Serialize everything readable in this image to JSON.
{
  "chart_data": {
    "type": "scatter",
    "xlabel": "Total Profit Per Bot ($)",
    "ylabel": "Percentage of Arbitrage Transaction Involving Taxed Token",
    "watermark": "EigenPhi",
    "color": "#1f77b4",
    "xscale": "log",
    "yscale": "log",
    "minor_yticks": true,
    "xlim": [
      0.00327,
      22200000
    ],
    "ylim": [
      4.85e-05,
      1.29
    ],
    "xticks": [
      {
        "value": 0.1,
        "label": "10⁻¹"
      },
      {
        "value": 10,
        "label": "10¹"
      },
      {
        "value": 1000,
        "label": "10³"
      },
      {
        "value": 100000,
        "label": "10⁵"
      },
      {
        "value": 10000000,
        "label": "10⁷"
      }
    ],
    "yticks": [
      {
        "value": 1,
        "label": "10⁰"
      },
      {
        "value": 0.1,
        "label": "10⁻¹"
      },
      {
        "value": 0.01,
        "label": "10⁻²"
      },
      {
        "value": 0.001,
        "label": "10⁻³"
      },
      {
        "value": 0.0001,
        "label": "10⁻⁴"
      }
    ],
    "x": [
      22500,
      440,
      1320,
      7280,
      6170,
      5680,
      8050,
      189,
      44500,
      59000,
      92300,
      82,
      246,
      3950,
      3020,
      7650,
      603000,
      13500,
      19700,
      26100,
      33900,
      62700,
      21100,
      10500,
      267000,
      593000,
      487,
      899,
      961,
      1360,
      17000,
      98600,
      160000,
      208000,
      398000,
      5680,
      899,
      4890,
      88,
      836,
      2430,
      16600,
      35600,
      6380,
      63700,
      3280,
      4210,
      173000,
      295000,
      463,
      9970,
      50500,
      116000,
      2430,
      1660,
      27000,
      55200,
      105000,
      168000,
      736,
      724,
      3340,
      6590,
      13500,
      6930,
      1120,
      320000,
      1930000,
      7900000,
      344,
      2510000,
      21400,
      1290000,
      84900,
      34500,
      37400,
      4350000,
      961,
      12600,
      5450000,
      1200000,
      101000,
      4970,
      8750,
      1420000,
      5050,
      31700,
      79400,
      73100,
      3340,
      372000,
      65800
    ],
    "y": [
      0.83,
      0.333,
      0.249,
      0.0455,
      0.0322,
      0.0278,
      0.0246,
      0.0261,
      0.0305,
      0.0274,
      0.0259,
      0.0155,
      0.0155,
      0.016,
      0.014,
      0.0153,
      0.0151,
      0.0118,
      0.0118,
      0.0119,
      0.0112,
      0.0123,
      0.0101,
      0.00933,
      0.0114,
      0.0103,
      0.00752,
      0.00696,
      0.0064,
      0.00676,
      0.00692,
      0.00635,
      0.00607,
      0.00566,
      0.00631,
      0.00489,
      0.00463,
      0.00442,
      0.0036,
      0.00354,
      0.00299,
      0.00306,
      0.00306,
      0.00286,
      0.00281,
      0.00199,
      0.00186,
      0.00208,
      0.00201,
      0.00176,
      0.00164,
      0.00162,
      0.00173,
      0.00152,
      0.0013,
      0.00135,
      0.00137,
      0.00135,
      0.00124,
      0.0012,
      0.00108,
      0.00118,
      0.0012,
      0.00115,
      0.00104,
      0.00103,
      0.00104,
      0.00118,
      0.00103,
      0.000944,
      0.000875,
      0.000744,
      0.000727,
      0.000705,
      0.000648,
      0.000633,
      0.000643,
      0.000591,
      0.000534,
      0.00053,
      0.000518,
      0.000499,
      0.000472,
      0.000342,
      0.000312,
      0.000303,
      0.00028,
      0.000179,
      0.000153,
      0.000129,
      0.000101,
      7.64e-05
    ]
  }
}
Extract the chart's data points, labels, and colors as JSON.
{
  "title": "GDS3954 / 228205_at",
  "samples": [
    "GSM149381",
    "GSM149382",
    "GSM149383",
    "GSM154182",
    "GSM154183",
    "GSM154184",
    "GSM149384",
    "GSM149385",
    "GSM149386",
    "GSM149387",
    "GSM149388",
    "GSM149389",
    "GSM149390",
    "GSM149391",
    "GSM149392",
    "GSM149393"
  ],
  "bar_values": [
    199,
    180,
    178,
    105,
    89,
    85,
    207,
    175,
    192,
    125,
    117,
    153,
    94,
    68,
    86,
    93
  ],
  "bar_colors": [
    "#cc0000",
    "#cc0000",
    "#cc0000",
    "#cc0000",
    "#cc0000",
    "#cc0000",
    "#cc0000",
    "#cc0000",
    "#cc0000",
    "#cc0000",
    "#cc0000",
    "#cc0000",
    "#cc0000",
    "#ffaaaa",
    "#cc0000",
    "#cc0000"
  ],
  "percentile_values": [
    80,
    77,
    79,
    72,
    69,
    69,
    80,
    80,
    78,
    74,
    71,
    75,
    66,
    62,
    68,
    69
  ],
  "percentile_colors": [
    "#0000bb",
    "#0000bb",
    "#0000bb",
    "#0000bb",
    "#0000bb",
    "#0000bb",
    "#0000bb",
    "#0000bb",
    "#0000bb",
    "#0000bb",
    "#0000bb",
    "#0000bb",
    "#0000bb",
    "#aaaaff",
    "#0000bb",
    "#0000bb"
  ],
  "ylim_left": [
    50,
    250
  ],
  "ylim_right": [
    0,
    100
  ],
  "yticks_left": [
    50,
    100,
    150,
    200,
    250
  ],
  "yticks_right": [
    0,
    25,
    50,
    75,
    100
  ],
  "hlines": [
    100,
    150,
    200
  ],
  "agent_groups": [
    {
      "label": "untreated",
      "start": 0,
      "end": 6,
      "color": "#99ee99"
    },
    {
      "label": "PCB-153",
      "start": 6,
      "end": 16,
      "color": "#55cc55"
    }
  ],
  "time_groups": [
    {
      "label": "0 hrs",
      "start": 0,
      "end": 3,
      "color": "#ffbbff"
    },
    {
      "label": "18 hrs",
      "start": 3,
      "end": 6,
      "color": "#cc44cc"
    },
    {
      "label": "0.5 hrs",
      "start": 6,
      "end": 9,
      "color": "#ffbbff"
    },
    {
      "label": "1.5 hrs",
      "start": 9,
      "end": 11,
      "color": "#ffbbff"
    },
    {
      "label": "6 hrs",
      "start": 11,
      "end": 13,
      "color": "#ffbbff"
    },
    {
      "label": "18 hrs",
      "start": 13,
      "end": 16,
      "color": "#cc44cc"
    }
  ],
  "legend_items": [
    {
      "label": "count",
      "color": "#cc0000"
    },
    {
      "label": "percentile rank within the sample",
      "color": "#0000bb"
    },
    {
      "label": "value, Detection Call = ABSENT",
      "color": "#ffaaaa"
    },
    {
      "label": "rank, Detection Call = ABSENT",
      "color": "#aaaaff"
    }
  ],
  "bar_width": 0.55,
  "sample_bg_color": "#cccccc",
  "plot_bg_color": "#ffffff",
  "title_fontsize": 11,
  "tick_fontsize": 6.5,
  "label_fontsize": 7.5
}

──────────

### Goal
From the entries, report each line that includes the word "JSON".

### Output
Serialize everything readable in this image to JSON.
Extract the chart's data points, labels, and colors as JSON.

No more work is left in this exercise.